▶ _EXTRAIT DU DOCUMENT_:
File 20170622 11964 1jz7eanLe Palais Bourbon (ici en 2006).
tamadhanaval/Flickr, CC BY-SA

Dominique Andolfatto, Université de Bourgogne

« Moi, quand on m’en fait trop j’correctionne plus, j’dynamite, j’disperse et j’ventile. »

Cette célèbre réplique de Bernard Blier dans Les Tontons flingueurs pourrait s’appliquer à l’Assemblée nationale élue en 2012. Les électeurs viennent en effet de la renouveler profondément, et même comme jamais ils ne l’avaient fait sous la Ve République, pas même en 1958 lors du retour au pouvoir du général de Gaulle qui avait tourné la page d’une IVe République engluée dans la guerre d’Algérie et paralysée institutionnellement.

Un taux de survie extrêmement bas

Cette Assemblée de 2012, dominée par le PS et, à l’origine, glaive d’un président – François Hollande – qui s’était donné pour ennemi la finance, s’est en effet volatilisée au soir des 11 et 18 juin 2017. Seuls 148 sortants sur 569 ont conservé leur siège (l’Assemblée comptant 577 sièges mais 8 sièges étaient vacants au moment du scrutin).

▶ _CONSIGNE_:
D'après l'extrait sur le renouvellement de l'Assemblée nationale, répondez aux questions suivantes :
1. De quel film provient la réplique de Bernard Blier qui est citée ?
2. Combien de députés sortants ont conservé leur siège en 2017 ?
3. Combien de sièges étaient vacants au moment du scrutin ?
Répondez en vous fondant uniquement sur l'extrait.

▶ _LISTE DES ENREGISTREMENTS_:

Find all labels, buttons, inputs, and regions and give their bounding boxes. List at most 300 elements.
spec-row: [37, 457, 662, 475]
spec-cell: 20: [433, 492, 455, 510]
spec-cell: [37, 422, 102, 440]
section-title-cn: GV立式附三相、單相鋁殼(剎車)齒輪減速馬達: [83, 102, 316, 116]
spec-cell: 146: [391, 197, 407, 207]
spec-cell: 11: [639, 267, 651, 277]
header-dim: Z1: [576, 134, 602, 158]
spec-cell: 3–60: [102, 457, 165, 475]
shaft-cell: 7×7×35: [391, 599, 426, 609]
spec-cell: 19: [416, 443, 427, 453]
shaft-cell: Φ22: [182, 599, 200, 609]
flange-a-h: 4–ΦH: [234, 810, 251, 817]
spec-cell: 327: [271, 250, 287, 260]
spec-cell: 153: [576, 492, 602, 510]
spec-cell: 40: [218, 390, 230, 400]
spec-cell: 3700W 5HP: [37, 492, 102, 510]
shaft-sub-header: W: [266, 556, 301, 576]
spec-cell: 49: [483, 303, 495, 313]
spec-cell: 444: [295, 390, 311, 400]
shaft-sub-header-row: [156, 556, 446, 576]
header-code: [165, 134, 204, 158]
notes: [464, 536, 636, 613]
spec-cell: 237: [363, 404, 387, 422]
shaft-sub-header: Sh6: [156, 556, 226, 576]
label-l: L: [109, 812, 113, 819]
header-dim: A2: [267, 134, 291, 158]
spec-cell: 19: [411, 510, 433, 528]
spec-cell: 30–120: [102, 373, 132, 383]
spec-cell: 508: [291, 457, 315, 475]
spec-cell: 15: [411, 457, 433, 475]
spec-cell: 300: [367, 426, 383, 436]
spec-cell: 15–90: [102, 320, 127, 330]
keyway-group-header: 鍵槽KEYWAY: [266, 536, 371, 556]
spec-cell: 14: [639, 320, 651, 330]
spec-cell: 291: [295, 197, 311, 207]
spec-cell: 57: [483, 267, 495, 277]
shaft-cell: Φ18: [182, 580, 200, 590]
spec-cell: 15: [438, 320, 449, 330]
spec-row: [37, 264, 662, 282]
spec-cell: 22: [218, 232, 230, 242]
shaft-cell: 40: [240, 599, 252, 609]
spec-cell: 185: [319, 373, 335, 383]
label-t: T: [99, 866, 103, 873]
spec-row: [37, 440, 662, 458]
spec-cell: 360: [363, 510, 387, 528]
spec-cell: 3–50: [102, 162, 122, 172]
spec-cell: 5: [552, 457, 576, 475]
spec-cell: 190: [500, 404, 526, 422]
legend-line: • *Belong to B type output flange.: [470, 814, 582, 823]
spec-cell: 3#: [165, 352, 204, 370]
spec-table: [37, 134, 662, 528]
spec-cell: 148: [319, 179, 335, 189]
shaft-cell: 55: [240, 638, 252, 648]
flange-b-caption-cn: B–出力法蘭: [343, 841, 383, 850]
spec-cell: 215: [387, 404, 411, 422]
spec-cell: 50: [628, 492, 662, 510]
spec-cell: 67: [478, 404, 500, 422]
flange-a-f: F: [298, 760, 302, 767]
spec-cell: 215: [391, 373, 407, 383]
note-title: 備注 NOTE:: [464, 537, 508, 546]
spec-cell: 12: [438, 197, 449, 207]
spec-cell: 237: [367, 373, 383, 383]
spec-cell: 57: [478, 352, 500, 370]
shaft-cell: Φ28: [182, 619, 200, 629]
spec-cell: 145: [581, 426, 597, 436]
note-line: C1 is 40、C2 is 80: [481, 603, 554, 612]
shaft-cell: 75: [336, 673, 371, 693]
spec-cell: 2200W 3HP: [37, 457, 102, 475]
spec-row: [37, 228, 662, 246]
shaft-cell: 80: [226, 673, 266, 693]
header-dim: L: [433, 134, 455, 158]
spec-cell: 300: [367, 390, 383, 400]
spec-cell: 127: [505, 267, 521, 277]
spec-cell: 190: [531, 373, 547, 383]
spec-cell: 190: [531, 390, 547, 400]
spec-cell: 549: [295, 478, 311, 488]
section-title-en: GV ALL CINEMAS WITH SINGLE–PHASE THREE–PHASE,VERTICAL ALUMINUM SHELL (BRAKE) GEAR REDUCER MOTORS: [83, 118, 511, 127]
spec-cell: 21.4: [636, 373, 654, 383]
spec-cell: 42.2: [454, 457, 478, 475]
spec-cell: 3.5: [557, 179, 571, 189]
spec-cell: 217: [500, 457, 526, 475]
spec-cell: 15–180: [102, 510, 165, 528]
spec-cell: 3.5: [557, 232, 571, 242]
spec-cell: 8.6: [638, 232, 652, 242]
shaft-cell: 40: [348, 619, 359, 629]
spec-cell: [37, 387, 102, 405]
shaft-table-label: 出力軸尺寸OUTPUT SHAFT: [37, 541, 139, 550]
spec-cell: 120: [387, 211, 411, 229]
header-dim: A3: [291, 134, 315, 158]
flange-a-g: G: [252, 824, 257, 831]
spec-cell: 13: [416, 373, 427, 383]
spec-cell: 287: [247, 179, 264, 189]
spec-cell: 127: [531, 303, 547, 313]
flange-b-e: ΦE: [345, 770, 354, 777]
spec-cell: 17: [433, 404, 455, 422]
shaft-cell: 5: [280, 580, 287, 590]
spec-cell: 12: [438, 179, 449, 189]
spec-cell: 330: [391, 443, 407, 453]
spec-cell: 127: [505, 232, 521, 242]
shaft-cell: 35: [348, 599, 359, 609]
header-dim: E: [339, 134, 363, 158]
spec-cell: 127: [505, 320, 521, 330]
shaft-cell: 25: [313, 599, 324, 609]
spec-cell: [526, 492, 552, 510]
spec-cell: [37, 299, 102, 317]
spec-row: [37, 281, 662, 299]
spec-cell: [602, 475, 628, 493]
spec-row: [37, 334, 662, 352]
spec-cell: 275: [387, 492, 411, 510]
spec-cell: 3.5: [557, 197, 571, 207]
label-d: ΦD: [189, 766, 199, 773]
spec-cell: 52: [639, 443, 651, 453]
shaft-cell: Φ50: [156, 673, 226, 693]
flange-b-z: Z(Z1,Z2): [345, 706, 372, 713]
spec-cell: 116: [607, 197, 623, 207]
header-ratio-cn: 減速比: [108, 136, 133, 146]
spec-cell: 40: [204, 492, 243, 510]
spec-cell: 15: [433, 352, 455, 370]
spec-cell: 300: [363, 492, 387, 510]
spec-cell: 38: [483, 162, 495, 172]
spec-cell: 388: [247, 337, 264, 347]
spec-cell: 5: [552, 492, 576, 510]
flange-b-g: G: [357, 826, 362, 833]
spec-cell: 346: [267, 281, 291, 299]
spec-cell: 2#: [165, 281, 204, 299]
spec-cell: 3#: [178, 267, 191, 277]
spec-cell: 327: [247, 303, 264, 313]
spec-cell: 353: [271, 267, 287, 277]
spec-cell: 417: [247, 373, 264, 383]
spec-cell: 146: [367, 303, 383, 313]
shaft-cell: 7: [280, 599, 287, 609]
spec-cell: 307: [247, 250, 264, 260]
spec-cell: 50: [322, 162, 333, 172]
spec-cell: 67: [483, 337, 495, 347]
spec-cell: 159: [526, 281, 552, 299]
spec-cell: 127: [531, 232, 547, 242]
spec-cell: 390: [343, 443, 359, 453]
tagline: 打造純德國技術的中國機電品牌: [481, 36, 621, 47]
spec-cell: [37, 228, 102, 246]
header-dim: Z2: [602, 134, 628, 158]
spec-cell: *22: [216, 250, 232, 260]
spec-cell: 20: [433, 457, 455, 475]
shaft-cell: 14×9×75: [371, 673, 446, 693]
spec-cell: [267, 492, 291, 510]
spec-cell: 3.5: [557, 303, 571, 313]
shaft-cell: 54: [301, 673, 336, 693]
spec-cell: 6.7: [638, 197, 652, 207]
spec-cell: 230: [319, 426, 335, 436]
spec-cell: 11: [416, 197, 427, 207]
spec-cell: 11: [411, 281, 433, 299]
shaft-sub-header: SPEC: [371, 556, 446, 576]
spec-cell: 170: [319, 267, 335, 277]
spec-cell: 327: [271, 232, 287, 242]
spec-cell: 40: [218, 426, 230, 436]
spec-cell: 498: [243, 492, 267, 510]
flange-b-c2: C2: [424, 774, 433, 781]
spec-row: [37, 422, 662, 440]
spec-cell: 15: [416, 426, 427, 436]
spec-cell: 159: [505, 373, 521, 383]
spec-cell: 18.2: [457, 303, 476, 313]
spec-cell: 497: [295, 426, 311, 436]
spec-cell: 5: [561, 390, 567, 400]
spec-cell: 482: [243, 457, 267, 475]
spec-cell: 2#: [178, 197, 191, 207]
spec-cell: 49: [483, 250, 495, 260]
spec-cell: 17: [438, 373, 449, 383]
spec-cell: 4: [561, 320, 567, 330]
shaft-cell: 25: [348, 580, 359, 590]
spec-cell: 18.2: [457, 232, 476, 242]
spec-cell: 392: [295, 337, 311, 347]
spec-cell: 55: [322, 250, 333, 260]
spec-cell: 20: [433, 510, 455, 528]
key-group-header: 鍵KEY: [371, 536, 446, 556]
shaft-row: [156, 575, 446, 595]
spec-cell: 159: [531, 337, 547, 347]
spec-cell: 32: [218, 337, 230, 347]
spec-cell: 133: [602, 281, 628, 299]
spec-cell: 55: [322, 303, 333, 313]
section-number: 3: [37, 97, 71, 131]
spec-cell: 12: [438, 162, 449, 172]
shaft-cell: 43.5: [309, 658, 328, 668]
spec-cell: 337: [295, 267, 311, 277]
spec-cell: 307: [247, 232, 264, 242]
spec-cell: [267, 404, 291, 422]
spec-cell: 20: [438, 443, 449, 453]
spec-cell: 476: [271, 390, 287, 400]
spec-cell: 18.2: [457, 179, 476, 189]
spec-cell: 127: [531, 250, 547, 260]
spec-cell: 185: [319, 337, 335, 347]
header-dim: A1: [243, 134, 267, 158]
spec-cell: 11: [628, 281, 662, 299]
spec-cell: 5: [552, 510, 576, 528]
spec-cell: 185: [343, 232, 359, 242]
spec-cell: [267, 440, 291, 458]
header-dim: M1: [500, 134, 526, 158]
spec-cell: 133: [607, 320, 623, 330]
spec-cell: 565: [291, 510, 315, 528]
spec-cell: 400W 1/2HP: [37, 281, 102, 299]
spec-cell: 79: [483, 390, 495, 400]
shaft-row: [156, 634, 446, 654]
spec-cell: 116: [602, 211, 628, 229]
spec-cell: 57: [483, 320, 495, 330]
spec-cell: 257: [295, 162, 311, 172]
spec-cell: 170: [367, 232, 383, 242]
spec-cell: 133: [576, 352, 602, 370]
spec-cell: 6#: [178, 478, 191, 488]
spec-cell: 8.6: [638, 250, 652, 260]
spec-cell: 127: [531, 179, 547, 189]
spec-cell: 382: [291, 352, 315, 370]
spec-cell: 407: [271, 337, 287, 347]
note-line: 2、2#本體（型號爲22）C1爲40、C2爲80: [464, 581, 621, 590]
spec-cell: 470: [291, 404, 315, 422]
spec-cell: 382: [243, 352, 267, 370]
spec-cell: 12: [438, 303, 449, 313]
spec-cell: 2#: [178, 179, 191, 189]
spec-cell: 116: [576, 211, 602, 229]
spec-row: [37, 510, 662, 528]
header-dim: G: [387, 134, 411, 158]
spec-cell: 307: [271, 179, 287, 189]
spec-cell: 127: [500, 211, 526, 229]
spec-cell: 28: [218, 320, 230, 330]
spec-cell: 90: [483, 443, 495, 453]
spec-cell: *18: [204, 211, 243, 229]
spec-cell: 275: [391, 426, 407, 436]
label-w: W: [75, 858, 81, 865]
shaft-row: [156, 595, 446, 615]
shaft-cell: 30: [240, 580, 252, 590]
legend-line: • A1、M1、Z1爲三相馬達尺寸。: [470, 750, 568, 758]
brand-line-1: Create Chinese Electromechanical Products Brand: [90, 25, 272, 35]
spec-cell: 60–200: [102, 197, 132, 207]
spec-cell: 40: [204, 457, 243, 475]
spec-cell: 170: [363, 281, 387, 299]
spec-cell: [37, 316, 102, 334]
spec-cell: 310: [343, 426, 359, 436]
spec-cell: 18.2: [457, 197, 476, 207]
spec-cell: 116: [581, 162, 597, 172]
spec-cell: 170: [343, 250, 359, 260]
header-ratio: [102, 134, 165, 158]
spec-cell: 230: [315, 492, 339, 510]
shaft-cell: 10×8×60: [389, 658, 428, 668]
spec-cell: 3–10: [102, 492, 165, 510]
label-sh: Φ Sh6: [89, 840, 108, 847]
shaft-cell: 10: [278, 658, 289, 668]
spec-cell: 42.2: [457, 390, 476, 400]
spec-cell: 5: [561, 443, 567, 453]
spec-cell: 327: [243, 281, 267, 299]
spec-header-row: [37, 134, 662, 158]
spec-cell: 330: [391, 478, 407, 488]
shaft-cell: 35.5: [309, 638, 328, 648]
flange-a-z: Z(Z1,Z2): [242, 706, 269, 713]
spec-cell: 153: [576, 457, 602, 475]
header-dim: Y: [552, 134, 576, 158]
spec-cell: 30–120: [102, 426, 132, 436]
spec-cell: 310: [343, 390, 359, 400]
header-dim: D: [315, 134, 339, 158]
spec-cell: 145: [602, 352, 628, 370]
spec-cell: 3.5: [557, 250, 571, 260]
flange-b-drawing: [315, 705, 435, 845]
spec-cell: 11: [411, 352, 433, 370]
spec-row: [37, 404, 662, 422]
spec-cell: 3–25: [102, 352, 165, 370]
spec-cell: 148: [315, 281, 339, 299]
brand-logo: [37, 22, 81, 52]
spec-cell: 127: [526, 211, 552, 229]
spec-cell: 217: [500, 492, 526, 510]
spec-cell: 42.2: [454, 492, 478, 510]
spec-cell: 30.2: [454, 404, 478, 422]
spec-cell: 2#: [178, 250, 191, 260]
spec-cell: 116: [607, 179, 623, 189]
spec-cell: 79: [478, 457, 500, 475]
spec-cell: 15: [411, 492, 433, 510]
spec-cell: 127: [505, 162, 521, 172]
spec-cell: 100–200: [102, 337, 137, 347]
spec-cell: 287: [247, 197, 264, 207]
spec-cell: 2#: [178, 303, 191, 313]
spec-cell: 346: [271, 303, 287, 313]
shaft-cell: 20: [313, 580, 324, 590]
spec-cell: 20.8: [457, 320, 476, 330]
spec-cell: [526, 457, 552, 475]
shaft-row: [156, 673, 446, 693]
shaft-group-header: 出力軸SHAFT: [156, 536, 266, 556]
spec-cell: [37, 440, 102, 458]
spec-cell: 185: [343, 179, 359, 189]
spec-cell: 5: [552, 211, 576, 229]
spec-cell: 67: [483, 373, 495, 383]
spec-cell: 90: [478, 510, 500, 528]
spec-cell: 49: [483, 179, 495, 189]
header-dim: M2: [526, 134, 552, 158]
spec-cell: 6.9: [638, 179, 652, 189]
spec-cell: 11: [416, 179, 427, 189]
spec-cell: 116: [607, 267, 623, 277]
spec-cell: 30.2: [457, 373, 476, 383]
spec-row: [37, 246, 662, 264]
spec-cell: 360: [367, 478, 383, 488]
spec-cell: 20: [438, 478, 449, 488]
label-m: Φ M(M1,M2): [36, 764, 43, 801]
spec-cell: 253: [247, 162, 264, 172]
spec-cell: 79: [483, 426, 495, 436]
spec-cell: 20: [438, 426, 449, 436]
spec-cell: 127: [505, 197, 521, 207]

▶ _RÉPONSE ATTENDUE_:
1. Les Tontons flingueurs.
2. 148 sortants sur 569.
3. 8 sièges.